* **Task goal**
Reproduce each record below exactly as written.
★ ★ ★ ★
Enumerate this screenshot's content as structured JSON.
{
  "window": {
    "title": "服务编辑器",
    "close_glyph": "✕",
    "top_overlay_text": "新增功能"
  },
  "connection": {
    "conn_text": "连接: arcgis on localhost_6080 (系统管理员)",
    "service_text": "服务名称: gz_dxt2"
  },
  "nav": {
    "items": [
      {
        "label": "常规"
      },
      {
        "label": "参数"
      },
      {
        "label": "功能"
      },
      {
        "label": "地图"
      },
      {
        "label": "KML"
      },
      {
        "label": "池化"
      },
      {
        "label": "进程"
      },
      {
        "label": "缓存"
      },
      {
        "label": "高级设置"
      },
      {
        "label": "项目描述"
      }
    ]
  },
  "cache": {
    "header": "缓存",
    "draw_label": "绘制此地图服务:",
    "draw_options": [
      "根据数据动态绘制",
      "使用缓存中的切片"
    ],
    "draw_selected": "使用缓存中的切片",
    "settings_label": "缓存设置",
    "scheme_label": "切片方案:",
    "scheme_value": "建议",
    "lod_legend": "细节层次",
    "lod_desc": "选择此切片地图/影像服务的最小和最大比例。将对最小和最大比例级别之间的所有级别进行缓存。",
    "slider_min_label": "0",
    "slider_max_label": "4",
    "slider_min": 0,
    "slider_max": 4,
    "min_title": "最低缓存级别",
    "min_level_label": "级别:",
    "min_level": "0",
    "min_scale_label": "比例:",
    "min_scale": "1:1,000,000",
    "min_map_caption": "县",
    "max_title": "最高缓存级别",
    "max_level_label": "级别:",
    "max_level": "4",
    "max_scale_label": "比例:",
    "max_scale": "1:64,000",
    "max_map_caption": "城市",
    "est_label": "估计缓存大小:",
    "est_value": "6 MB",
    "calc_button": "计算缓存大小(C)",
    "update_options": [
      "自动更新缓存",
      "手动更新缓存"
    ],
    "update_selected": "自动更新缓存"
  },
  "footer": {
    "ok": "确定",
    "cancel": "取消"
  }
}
★ ★ ★ ★
* **Reply to the task**
Enumerate this screenshot's content as structured JSON.
{
  "window": {
    "title": "服务编辑器",
    "close_glyph": "✕",
    "top_overlay_text": "新增功能"
  },
  "connection": {
    "conn_text": "连接: arcgis on localhost_6080 (系统管理员)",
    "service_text": "服务名称: gz_dxt2"
  },
  "nav": {
    "items": [
      {
        "label": "常规"
      },
      {
        "label": "参数"
      },
      {
        "label": "功能"
      },
      {
        "label": "地图"
      },
      {
        "label": "KML"
      },
      {
        "label": "池化"
      },
      {
        "label": "进程"
      },
      {
        "label": "缓存"
      },
      {
        "label": "高级设置"
      },
      {
        "label": "项目描述"
      }
    ]
  },
  "cache": {
    "header": "缓存",
    "draw_label": "绘制此地图服务:",
    "draw_options": [
      "根据数据动态绘制",
      "使用缓存中的切片"
    ],
    "draw_selected": "使用缓存中的切片",
    "settings_label": "缓存设置",
    "scheme_label": "切片方案:",
    "scheme_value": "建议",
    "lod_legend": "细节层次",
    "lod_desc": "选择此切片地图/影像服务的最小和最大比例。将对最小和最大比例级别之间的所有级别进行缓存。",
    "slider_min_label": "0",
    "slider_max_label": "4",
    "slider_min": 0,
    "slider_max": 4,
    "min_title": "最低缓存级别",
    "min_level_label": "级别:",
    "min_level": "0",
    "min_scale_label": "比例:",
    "min_scale": "1:1,000,000",
    "min_map_caption": "县",
    "max_title": "最高缓存级别",
    "max_level_label": "级别:",
    "max_level": "4",
    "max_scale_label": "比例:",
    "max_scale": "1:64,000",
    "max_map_caption": "城市",
    "est_label": "估计缓存大小:",
    "est_value": "6 MB",
    "calc_button": "计算缓存大小(C)",
    "update_options": [
      "自动更新缓存",
      "手动更新缓存"
    ],
    "update_selected": "自动更新缓存"
  },
  "footer": {
    "ok": "确定",
    "cancel": "取消"
  }
}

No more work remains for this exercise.